* **SUPPLIED DATA**
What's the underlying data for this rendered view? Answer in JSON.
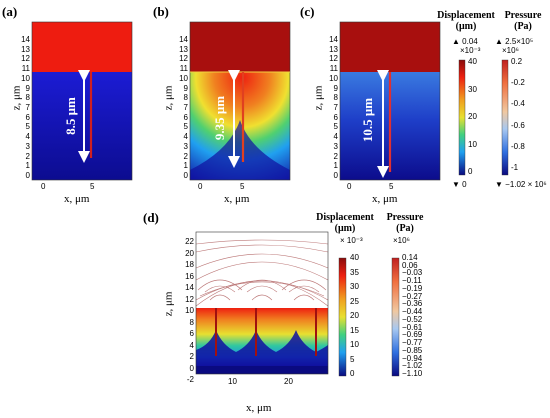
{
  "panels": {
    "a": {
      "label": "(a)",
      "xlabel": "x, μm",
      "ylabel": "z, μm",
      "yticks": [
        "0",
        "1",
        "2",
        "3",
        "4",
        "5",
        "6",
        "7",
        "8",
        "9",
        "10",
        "11",
        "12",
        "13",
        "14"
      ],
      "xticks": [
        "0",
        "5"
      ],
      "annotation": "8.5 μm"
    },
    "b": {
      "label": "(b)",
      "xlabel": "x, μm",
      "ylabel": "z, μm",
      "yticks": [
        "0",
        "1",
        "2",
        "3",
        "4",
        "5",
        "6",
        "7",
        "8",
        "9",
        "10",
        "11",
        "12",
        "13",
        "14"
      ],
      "xticks": [
        "0",
        "5"
      ],
      "annotation": "9.35 μm"
    },
    "c": {
      "label": "(c)",
      "xlabel": "x, μm",
      "ylabel": "z, μm",
      "yticks": [
        "0",
        "1",
        "2",
        "3",
        "4",
        "5",
        "6",
        "7",
        "8",
        "9",
        "10",
        "11",
        "12",
        "13",
        "14"
      ],
      "xticks": [
        "0",
        "5"
      ],
      "annotation": "10.5 μm"
    },
    "d": {
      "label": "(d)",
      "xlabel": "x, μm",
      "ylabel": "z, μm",
      "yticks": [
        "-2",
        "0",
        "2",
        "4",
        "6",
        "8",
        "10",
        "12",
        "14",
        "16",
        "18",
        "20",
        "22"
      ],
      "xticks": [
        "10",
        "20"
      ]
    }
  },
  "top_colorbars": {
    "displacement": {
      "title_line1": "Displacement",
      "title_line2": "(μm)",
      "max": "▲ 0.04",
      "scale": "×10⁻³",
      "ticks": [
        "40",
        "30",
        "20",
        "10",
        "0"
      ],
      "min": "▼ 0"
    },
    "pressure": {
      "title_line1": "Pressure",
      "title_line2": "(Pa)",
      "max": "▲ 2.5×10⁵",
      "scale": "×10⁶",
      "ticks": [
        "0.2",
        "-0.2",
        "-0.4",
        "-0.6",
        "-0.8",
        "-1"
      ],
      "min": "▼ −1.02 × 10⁶"
    }
  },
  "bottom_colorbars": {
    "displacement": {
      "title_line1": "Displacement",
      "title_line2": "(μm)",
      "scale": "× 10⁻³",
      "ticks": [
        "40",
        "35",
        "30",
        "25",
        "20",
        "15",
        "10",
        "5",
        "0"
      ]
    },
    "pressure": {
      "title_line1": "Pressure",
      "title_line2": "(Pa)",
      "scale": "×10⁶",
      "ticks": [
        "0.14",
        "0.06",
        "−0.03",
        "−0.11",
        "−0.19",
        "−0.27",
        "−0.36",
        "−0.44",
        "−0.52",
        "−0.61",
        "−0.69",
        "−0.77",
        "−0.85",
        "−0.94",
        "−1.02",
        "−1.10"
      ]
    }
  },
  "colors": {
    "red": "#ee1c10",
    "darkred": "#a80f0e",
    "blue": "#1818c8",
    "navy": "#0a0a80"
  }
}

* **REQUIRED WORK**
The required answer is a single number: the count of lines in the entries that hold the string "scale".

* **TASK ANSWER**
4